## DIRECTIVE
List every line below containing "MEDELLIN".

## THE DATA
******

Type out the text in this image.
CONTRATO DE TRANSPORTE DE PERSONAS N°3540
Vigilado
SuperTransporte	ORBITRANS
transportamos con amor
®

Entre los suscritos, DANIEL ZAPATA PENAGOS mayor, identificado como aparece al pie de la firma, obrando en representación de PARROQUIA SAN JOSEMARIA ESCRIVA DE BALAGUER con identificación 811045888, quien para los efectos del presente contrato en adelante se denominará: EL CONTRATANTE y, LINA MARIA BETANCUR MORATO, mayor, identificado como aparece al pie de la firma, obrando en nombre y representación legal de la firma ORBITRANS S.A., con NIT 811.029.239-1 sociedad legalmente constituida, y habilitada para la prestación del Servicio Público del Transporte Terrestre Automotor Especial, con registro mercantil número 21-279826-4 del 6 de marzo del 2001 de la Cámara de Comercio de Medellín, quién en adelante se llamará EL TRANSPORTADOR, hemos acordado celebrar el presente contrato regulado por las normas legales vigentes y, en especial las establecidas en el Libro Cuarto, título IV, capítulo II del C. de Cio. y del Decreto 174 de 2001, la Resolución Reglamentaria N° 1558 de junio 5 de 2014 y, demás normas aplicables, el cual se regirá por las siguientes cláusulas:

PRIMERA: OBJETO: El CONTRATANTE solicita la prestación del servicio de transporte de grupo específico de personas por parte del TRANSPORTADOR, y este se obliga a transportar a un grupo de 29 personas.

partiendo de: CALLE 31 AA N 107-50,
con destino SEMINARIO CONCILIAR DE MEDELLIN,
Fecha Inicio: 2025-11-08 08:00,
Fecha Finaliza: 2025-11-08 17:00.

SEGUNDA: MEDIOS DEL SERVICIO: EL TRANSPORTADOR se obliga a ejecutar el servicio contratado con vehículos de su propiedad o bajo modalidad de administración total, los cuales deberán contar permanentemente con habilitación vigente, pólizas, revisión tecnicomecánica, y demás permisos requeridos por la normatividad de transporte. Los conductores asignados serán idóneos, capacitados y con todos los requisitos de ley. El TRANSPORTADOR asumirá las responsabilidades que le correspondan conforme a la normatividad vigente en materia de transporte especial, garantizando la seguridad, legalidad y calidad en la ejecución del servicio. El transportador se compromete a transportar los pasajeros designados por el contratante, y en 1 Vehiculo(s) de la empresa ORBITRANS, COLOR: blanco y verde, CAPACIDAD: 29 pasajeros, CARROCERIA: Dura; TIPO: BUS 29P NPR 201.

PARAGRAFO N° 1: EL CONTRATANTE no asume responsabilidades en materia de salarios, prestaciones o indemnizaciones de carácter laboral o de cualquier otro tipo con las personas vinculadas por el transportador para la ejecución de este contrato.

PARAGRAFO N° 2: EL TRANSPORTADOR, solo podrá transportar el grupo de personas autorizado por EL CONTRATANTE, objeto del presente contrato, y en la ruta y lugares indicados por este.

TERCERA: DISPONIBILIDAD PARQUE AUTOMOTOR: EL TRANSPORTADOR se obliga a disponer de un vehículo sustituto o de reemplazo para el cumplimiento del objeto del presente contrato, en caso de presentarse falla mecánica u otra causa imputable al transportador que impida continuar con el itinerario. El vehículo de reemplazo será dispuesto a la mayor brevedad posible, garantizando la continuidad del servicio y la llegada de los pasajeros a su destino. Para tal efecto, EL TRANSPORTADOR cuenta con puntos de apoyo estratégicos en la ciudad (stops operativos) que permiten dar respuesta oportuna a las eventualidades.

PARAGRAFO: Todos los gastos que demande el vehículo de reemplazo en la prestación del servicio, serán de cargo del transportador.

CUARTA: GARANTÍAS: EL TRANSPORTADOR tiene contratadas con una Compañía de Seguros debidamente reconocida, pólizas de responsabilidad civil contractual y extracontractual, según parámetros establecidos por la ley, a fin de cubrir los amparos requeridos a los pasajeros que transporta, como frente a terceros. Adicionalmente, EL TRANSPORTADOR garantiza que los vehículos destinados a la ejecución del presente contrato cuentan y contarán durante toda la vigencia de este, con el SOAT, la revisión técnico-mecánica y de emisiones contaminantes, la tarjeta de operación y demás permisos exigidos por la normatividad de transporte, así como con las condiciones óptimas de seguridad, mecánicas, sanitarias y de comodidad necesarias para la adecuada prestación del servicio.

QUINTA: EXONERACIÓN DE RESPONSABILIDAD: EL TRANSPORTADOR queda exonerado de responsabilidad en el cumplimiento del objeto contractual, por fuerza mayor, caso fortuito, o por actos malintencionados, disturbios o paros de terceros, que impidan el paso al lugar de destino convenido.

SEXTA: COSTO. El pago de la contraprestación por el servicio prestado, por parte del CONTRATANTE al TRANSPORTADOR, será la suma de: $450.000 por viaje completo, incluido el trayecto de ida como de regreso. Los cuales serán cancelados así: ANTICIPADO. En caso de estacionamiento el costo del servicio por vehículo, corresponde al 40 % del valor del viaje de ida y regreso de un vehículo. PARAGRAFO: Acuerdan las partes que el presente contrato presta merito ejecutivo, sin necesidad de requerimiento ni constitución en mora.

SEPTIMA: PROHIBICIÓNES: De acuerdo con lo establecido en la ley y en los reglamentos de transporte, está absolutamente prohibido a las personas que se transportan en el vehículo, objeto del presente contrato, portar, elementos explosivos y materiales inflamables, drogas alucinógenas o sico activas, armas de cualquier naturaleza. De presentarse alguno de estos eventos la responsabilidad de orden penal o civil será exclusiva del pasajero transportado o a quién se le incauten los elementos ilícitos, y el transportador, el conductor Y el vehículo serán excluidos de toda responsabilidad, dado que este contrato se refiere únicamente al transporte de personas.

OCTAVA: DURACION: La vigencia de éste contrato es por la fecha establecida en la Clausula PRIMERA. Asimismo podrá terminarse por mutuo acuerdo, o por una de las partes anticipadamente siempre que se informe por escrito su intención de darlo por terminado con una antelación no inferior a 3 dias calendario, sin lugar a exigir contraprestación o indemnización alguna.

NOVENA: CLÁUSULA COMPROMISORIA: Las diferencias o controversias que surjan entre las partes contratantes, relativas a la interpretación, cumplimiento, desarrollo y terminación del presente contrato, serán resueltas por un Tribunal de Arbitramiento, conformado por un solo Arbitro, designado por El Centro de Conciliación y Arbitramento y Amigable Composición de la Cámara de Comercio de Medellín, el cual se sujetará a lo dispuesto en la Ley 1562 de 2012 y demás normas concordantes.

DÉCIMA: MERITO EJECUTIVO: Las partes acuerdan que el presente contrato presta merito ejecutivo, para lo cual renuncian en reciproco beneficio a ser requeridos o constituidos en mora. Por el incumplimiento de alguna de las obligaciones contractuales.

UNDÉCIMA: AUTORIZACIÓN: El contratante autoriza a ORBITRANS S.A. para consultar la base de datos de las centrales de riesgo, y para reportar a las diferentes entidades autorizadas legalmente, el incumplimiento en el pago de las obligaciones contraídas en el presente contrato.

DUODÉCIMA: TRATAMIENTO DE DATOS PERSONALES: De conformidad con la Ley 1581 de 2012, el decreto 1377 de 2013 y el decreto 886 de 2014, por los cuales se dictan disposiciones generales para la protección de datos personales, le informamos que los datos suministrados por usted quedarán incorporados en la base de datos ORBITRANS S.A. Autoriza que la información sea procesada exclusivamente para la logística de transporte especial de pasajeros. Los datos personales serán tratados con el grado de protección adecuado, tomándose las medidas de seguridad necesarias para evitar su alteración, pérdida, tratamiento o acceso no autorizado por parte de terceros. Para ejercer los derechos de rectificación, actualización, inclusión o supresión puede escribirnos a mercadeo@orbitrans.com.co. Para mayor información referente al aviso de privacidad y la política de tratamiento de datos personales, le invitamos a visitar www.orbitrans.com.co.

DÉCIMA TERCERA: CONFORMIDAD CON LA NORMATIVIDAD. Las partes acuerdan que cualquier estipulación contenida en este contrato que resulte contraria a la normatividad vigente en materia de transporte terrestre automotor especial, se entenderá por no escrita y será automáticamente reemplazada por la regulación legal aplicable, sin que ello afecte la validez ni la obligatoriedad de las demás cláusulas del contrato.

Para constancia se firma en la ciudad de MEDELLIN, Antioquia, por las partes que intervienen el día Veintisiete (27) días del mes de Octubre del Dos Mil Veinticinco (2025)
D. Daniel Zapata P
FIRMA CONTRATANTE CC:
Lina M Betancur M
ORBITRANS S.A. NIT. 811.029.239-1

******

## ANSWER FOR THE TASK
con destino SEMINARIO CONCILIAR DE MEDELLIN,
Para constancia se firma en la ciudad de MEDELLIN, Antioquia, por las partes que intervienen el día Veintisiete (27) días del mes de Octubre del Dos Mil Veinticinco (2025)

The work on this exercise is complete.